**Problem to work on**
From the entries that follow, report every line in which "nucleic" occurs.

Records excerpted from a collection
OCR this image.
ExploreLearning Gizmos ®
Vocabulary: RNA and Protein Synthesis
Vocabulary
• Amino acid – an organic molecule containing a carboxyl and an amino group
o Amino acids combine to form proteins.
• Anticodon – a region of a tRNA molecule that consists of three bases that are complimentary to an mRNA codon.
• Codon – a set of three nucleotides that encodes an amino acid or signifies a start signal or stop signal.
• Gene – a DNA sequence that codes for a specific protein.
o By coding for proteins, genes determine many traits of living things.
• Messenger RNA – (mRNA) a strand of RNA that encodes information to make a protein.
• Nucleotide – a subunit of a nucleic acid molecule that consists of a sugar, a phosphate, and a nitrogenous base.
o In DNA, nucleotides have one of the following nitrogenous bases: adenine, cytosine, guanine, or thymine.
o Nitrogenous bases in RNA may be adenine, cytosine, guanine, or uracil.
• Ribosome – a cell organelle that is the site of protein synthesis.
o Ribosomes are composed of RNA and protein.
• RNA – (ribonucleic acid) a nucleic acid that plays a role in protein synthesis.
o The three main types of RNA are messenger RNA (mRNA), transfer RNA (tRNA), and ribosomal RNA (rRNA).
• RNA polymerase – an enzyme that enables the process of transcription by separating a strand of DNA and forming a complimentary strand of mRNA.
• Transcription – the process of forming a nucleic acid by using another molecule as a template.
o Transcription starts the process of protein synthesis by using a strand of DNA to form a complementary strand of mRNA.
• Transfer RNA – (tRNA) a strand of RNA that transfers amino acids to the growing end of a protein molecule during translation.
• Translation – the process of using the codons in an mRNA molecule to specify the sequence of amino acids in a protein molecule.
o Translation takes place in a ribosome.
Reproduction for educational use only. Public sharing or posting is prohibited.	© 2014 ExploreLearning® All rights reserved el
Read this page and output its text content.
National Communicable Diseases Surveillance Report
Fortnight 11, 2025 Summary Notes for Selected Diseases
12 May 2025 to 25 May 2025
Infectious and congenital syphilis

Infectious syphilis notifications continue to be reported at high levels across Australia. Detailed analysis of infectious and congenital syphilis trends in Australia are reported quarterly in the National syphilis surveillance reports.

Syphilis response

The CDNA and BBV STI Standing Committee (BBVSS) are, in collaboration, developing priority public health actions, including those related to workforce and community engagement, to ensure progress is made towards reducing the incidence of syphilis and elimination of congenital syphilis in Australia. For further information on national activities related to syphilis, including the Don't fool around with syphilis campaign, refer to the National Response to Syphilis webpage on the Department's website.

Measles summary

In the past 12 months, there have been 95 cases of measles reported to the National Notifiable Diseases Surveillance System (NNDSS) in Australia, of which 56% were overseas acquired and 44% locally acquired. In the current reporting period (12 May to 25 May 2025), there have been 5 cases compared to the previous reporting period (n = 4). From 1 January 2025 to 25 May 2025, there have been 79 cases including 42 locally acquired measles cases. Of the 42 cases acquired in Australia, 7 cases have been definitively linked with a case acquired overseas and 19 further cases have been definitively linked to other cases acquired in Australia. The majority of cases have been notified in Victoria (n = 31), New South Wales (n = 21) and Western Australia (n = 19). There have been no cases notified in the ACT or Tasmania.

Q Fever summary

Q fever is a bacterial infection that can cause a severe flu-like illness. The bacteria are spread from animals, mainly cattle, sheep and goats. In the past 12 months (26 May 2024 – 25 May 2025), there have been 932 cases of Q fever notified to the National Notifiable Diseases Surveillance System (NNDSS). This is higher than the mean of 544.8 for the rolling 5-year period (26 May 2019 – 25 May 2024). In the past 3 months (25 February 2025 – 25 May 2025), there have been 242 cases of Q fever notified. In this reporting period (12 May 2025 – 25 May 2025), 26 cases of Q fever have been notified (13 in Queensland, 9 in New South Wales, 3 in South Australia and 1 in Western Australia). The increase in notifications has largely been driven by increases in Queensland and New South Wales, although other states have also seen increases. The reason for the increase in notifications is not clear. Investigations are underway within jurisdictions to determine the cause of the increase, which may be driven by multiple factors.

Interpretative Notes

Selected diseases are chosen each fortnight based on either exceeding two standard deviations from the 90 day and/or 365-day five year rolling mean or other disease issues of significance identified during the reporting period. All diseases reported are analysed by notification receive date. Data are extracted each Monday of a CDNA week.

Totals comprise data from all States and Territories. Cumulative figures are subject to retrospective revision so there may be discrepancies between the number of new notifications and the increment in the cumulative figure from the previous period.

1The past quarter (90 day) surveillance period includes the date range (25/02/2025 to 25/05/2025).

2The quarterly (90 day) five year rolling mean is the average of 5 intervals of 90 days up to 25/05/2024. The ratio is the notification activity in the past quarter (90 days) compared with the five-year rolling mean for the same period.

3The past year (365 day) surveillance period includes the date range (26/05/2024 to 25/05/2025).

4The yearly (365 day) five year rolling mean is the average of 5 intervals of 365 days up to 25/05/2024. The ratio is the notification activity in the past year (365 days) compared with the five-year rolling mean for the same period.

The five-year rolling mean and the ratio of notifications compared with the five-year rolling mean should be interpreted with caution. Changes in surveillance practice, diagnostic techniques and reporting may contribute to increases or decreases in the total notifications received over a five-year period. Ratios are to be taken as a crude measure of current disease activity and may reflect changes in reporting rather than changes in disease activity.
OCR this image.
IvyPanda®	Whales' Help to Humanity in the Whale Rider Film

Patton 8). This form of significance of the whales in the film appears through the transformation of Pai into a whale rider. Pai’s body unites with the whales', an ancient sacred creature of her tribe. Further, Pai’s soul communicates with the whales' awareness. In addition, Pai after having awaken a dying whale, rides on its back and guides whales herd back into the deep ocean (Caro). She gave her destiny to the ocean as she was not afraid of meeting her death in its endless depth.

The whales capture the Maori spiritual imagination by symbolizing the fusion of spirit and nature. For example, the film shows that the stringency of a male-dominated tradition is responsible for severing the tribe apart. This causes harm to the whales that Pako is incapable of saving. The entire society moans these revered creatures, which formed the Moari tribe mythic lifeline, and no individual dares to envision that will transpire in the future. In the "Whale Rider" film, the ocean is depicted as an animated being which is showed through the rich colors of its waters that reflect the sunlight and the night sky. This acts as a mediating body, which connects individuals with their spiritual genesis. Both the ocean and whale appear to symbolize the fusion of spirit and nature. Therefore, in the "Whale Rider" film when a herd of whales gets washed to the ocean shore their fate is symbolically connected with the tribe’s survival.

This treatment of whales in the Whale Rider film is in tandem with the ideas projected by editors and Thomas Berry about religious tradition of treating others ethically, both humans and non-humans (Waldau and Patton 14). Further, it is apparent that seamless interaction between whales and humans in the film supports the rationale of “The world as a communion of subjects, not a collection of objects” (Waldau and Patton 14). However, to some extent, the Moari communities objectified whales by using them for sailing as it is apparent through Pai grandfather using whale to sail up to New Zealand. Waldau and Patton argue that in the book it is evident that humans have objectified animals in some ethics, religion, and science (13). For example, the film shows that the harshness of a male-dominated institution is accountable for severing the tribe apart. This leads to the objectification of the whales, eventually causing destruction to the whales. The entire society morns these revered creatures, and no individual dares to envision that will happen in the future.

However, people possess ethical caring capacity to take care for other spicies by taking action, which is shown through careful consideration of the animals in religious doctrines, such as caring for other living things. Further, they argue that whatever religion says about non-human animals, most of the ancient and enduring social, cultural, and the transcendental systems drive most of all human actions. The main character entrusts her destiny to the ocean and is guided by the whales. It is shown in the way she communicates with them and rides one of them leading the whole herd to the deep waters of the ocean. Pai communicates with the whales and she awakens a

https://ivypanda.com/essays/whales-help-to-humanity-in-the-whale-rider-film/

**Result of the exercise**
• Nucleotide – a subunit of a nucleic acid molecule that consists of a sugar, a phosphate, and a nitrogenous base.
• RNA – (ribonucleic acid) a nucleic acid that plays a role in protein synthesis.
• Transcription – the process of forming a nucleic acid by using another molecule as a template.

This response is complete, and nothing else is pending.